>>>>>

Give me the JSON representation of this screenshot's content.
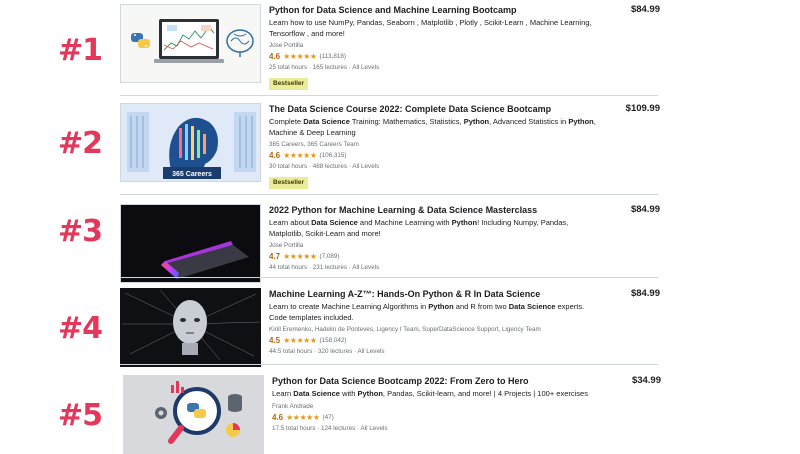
{
  "courses": [
    {
      "rank": "#1",
      "title": "Python for Data Science and Machine Learning Bootcamp",
      "desc": [
        {
          "t": "Learn how to use NumPy, Pandas, Seaborn , Matplotlib , Plotly , Scikit-Learn , Machine Learning, Tensorflow , and more!",
          "b": false
        }
      ],
      "instructor": "Jose Portilla",
      "rating": "4.6",
      "stars": "★★★★★",
      "rating_count": "(113,818)",
      "meta": "25 total hours · 165 lectures · All Levels",
      "badge": "Bestseller",
      "price": "$84.99"
    },
    {
      "rank": "#2",
      "title": "The Data Science Course 2022: Complete Data Science Bootcamp",
      "desc": [
        {
          "t": "Complete ",
          "b": false
        },
        {
          "t": "Data Science",
          "b": true
        },
        {
          "t": " Training: Mathematics, Statistics, ",
          "b": false
        },
        {
          "t": "Python",
          "b": true
        },
        {
          "t": ", Advanced Statistics in ",
          "b": false
        },
        {
          "t": "Python",
          "b": true
        },
        {
          "t": ", Machine & Deep Learning",
          "b": false
        }
      ],
      "thumb_label": "365 Careers",
      "instructor": "365 Careers, 365 Careers Team",
      "rating": "4.6",
      "stars": "★★★★★",
      "rating_count": "(106,315)",
      "meta": "30 total hours · 488 lectures · All Levels",
      "badge": "Bestseller",
      "price": "$109.99"
    },
    {
      "rank": "#3",
      "title": "2022 Python for Machine Learning & Data Science Masterclass",
      "desc": [
        {
          "t": "Learn about ",
          "b": false
        },
        {
          "t": "Data Science",
          "b": true
        },
        {
          "t": " and Machine Learning with ",
          "b": false
        },
        {
          "t": "Python",
          "b": true
        },
        {
          "t": "! Including Numpy, Pandas, Matplotlib, Scikit-Learn and more!",
          "b": false
        }
      ],
      "instructor": "Jose Portilla",
      "rating": "4.7",
      "stars": "★★★★★",
      "rating_count": "(7,089)",
      "meta": "44 total hours · 231 lectures · All Levels",
      "badge": "",
      "price": "$84.99"
    },
    {
      "rank": "#4",
      "title": "Machine Learning A-Z™: Hands-On Python & R In Data Science",
      "desc": [
        {
          "t": "Learn to create Machine Learning Algorithms in ",
          "b": false
        },
        {
          "t": "Python",
          "b": true
        },
        {
          "t": " and R from two ",
          "b": false
        },
        {
          "t": "Data Science",
          "b": true
        },
        {
          "t": " experts. Code templates included.",
          "b": false
        }
      ],
      "instructor": "Kirill Eremenko, Hadelin de Ponteves, Ligency I Team, SuperDataScience Support, Ligency Team",
      "rating": "4.5",
      "stars": "★★★★★",
      "rating_count": "(158,042)",
      "meta": "44.5 total hours · 320 lectures · All Levels",
      "badge": "",
      "price": "$84.99"
    },
    {
      "rank": "#5",
      "title": "Python for Data Science Bootcamp 2022: From Zero to Hero",
      "desc": [
        {
          "t": "Learn ",
          "b": false
        },
        {
          "t": "Data Science",
          "b": true
        },
        {
          "t": " with ",
          "b": false
        },
        {
          "t": "Python",
          "b": true
        },
        {
          "t": ", Pandas, Scikit-learn, and more! | 4 Projects | 100+ exercises",
          "b": false
        }
      ],
      "instructor": "Frank Andrade",
      "rating": "4.6",
      "stars": "★★★★★",
      "rating_count": "(47)",
      "meta": "17.5 total hours · 124 lectures · All Levels",
      "badge": "",
      "price": "$34.99"
    }
  ],
  "colors": {
    "rank": "#e3375c",
    "rating": "#b4690e",
    "star": "#e59819",
    "badge_bg": "#eceb98",
    "divider": "#d1d7dc"
  }
}
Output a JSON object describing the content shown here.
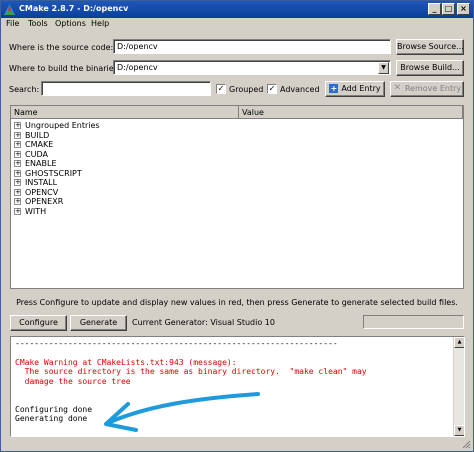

<<<<<

## [Written request]
Quote all of the entries word for word, omitting any pictures.

## [Answer to the problem]
Give me the JSON representation of this screenshot's content.
{
  "courses": [
    {
      "rank": "#1",
      "title": "Python for Data Science and Machine Learning Bootcamp",
      "desc": [
        {
          "t": "Learn how to use NumPy, Pandas, Seaborn , Matplotlib , Plotly , Scikit-Learn , Machine Learning, Tensorflow , and more!",
          "b": false
        }
      ],
      "instructor": "Jose Portilla",
      "rating": "4.6",
      "stars": "★★★★★",
      "rating_count": "(113,818)",
      "meta": "25 total hours · 165 lectures · All Levels",
      "badge": "Bestseller",
      "price": "$84.99"
    },
    {
      "rank": "#2",
      "title": "The Data Science Course 2022: Complete Data Science Bootcamp",
      "desc": [
        {
          "t": "Complete ",
          "b": false
        },
        {
          "t": "Data Science",
          "b": true
        },
        {
          "t": " Training: Mathematics, Statistics, ",
          "b": false
        },
        {
          "t": "Python",
          "b": true
        },
        {
          "t": ", Advanced Statistics in ",
          "b": false
        },
        {
          "t": "Python",
          "b": true
        },
        {
          "t": ", Machine & Deep Learning",
          "b": false
        }
      ],
      "thumb_label": "365 Careers",
      "instructor": "365 Careers, 365 Careers Team",
      "rating": "4.6",
      "stars": "★★★★★",
      "rating_count": "(106,315)",
      "meta": "30 total hours · 488 lectures · All Levels",
      "badge": "Bestseller",
      "price": "$109.99"
    },
    {
      "rank": "#3",
      "title": "2022 Python for Machine Learning & Data Science Masterclass",
      "desc": [
        {
          "t": "Learn about ",
          "b": false
        },
        {
          "t": "Data Science",
          "b": true
        },
        {
          "t": " and Machine Learning with ",
          "b": false
        },
        {
          "t": "Python",
          "b": true
        },
        {
          "t": "! Including Numpy, Pandas, Matplotlib, Scikit-Learn and more!",
          "b": false
        }
      ],
      "instructor": "Jose Portilla",
      "rating": "4.7",
      "stars": "★★★★★",
      "rating_count": "(7,089)",
      "meta": "44 total hours · 231 lectures · All Levels",
      "badge": "",
      "price": "$84.99"
    },
    {
      "rank": "#4",
      "title": "Machine Learning A-Z™: Hands-On Python & R In Data Science",
      "desc": [
        {
          "t": "Learn to create Machine Learning Algorithms in ",
          "b": false
        },
        {
          "t": "Python",
          "b": true
        },
        {
          "t": " and R from two ",
          "b": false
        },
        {
          "t": "Data Science",
          "b": true
        },
        {
          "t": " experts. Code templates included.",
          "b": false
        }
      ],
      "instructor": "Kirill Eremenko, Hadelin de Ponteves, Ligency I Team, SuperDataScience Support, Ligency Team",
      "rating": "4.5",
      "stars": "★★★★★",
      "rating_count": "(158,042)",
      "meta": "44.5 total hours · 320 lectures · All Levels",
      "badge": "",
      "price": "$84.99"
    },
    {
      "rank": "#5",
      "title": "Python for Data Science Bootcamp 2022: From Zero to Hero",
      "desc": [
        {
          "t": "Learn ",
          "b": false
        },
        {
          "t": "Data Science",
          "b": true
        },
        {
          "t": " with ",
          "b": false
        },
        {
          "t": "Python",
          "b": true
        },
        {
          "t": ", Pandas, Scikit-learn, and more! | 4 Projects | 100+ exercises",
          "b": false
        }
      ],
      "instructor": "Frank Andrade",
      "rating": "4.6",
      "stars": "★★★★★",
      "rating_count": "(47)",
      "meta": "17.5 total hours · 124 lectures · All Levels",
      "badge": "",
      "price": "$34.99"
    }
  ],
  "colors": {
    "rank": "#e3375c",
    "rating": "#b4690e",
    "star": "#e59819",
    "badge_bg": "#eceb98",
    "divider": "#d1d7dc"
  }
}
Output a JSON object describing the content shown here.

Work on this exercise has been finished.